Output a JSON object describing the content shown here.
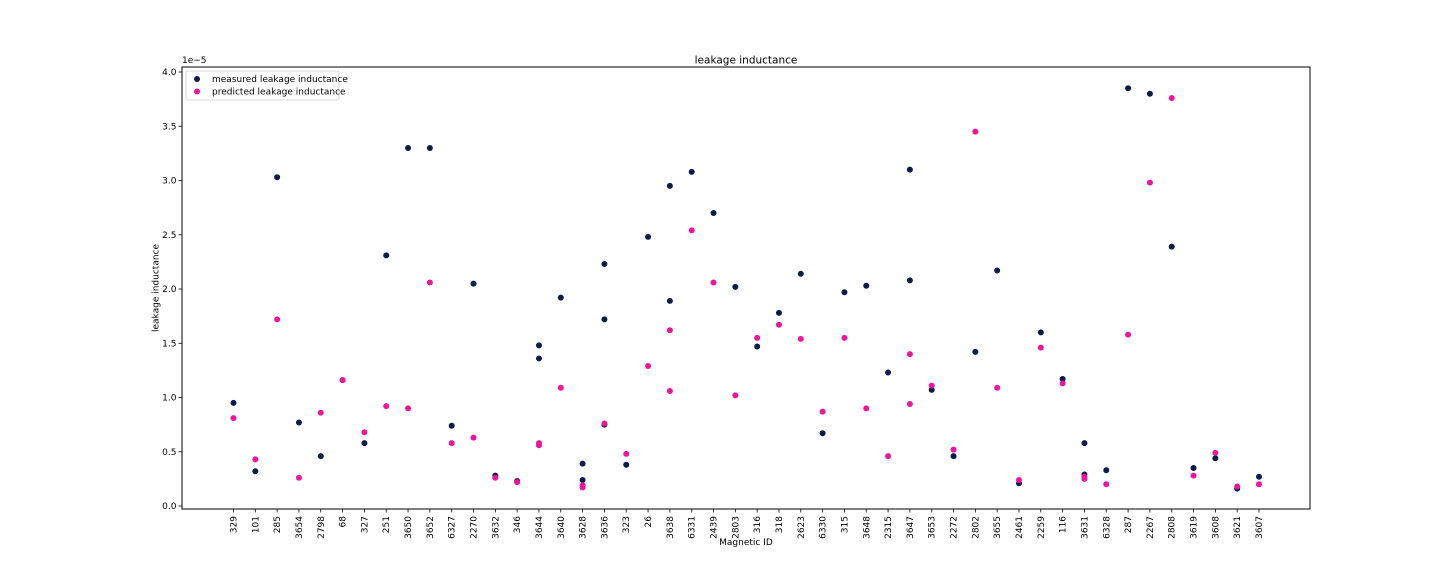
{
  "chart_data": {
    "type": "scatter",
    "title": "leakage inductance",
    "xlabel": "Magnetic ID",
    "ylabel": "leakage inductance",
    "y_offset_label": "1e−5",
    "ylim": [
      0.0,
      4.0
    ],
    "yticks": [
      "0.0",
      "0.5",
      "1.0",
      "1.5",
      "2.0",
      "2.5",
      "3.0",
      "3.5",
      "4.0"
    ],
    "grid": false,
    "legend_position": "top-left",
    "categories": [
      "329",
      "101",
      "285",
      "3654",
      "2798",
      "68",
      "327",
      "251",
      "3650",
      "3652",
      "6327",
      "2270",
      "3632",
      "346",
      "3644",
      "3640",
      "3628",
      "3636",
      "323",
      "26",
      "3638",
      "6331",
      "2439",
      "2803",
      "316",
      "318",
      "2623",
      "6330",
      "315",
      "3648",
      "2315",
      "3647",
      "3653",
      "2272",
      "2802",
      "3655",
      "2461",
      "2259",
      "116",
      "3631",
      "6328",
      "287",
      "2267",
      "2808",
      "3619",
      "3608",
      "3621",
      "3607"
    ],
    "series": [
      {
        "name": "measured leakage inductance",
        "color": "#0d1a4a",
        "points": [
          [
            "329",
            0.95
          ],
          [
            "101",
            0.32
          ],
          [
            "285",
            3.03
          ],
          [
            "3654",
            0.77
          ],
          [
            "2798",
            0.46
          ],
          [
            "68",
            1.16
          ],
          [
            "327",
            0.58
          ],
          [
            "251",
            2.31
          ],
          [
            "3650",
            3.3
          ],
          [
            "3652",
            3.3
          ],
          [
            "6327",
            0.74
          ],
          [
            "2270",
            2.05
          ],
          [
            "3632",
            0.28
          ],
          [
            "346",
            0.23
          ],
          [
            "3644",
            1.48
          ],
          [
            "3644",
            1.36
          ],
          [
            "3640",
            1.92
          ],
          [
            "3628",
            0.39
          ],
          [
            "3628",
            0.24
          ],
          [
            "3636",
            2.23
          ],
          [
            "3636",
            1.72
          ],
          [
            "3636",
            0.75
          ],
          [
            "323",
            0.38
          ],
          [
            "26",
            2.48
          ],
          [
            "3638",
            2.95
          ],
          [
            "3638",
            1.89
          ],
          [
            "6331",
            3.08
          ],
          [
            "2439",
            2.7
          ],
          [
            "2803",
            2.02
          ],
          [
            "316",
            1.47
          ],
          [
            "318",
            1.78
          ],
          [
            "2623",
            2.14
          ],
          [
            "6330",
            0.67
          ],
          [
            "315",
            1.97
          ],
          [
            "3648",
            2.03
          ],
          [
            "2315",
            1.23
          ],
          [
            "3647",
            3.1
          ],
          [
            "3647",
            2.08
          ],
          [
            "3653",
            1.07
          ],
          [
            "2272",
            0.46
          ],
          [
            "2802",
            1.42
          ],
          [
            "3655",
            2.17
          ],
          [
            "2461",
            0.21
          ],
          [
            "2259",
            1.6
          ],
          [
            "116",
            1.17
          ],
          [
            "3631",
            0.58
          ],
          [
            "3631",
            0.29
          ],
          [
            "6328",
            0.33
          ],
          [
            "287",
            3.85
          ],
          [
            "2267",
            3.8
          ],
          [
            "2808",
            2.39
          ],
          [
            "3619",
            0.35
          ],
          [
            "3608",
            0.44
          ],
          [
            "3621",
            0.16
          ],
          [
            "3607",
            0.27
          ]
        ]
      },
      {
        "name": "predicted leakage inductance",
        "color": "#f0149b",
        "points": [
          [
            "329",
            0.81
          ],
          [
            "101",
            0.43
          ],
          [
            "285",
            1.72
          ],
          [
            "3654",
            0.26
          ],
          [
            "2798",
            0.86
          ],
          [
            "68",
            1.16
          ],
          [
            "327",
            0.68
          ],
          [
            "251",
            0.92
          ],
          [
            "3650",
            0.9
          ],
          [
            "3652",
            2.06
          ],
          [
            "6327",
            0.58
          ],
          [
            "2270",
            0.63
          ],
          [
            "3632",
            0.26
          ],
          [
            "346",
            0.22
          ],
          [
            "3644",
            0.58
          ],
          [
            "3644",
            0.56
          ],
          [
            "3640",
            1.09
          ],
          [
            "3628",
            0.17
          ],
          [
            "3628",
            0.19
          ],
          [
            "3636",
            0.76
          ],
          [
            "323",
            0.48
          ],
          [
            "26",
            1.29
          ],
          [
            "3638",
            1.62
          ],
          [
            "3638",
            1.06
          ],
          [
            "6331",
            2.54
          ],
          [
            "2439",
            2.06
          ],
          [
            "2803",
            1.02
          ],
          [
            "316",
            1.55
          ],
          [
            "318",
            1.67
          ],
          [
            "2623",
            1.54
          ],
          [
            "6330",
            0.87
          ],
          [
            "315",
            1.55
          ],
          [
            "3648",
            0.9
          ],
          [
            "2315",
            0.46
          ],
          [
            "3647",
            1.4
          ],
          [
            "3647",
            0.94
          ],
          [
            "3653",
            1.11
          ],
          [
            "2272",
            0.52
          ],
          [
            "2802",
            3.45
          ],
          [
            "3655",
            1.09
          ],
          [
            "2461",
            0.24
          ],
          [
            "2259",
            1.46
          ],
          [
            "116",
            1.13
          ],
          [
            "3631",
            0.25
          ],
          [
            "3631",
            0.27
          ],
          [
            "6328",
            0.2
          ],
          [
            "287",
            1.58
          ],
          [
            "2267",
            2.98
          ],
          [
            "2808",
            3.76
          ],
          [
            "3619",
            0.28
          ],
          [
            "3608",
            0.49
          ],
          [
            "3621",
            0.18
          ],
          [
            "3607",
            0.2
          ]
        ]
      }
    ]
  }
}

# # # # #

Task statement
Return each line of the data that contains the string "inductance".

Result
    "title": "leakage inductance",
    "ylabel": "leakage inductance",
        "name": "measured leakage inductance",
        "name": "predicted leakage inductance",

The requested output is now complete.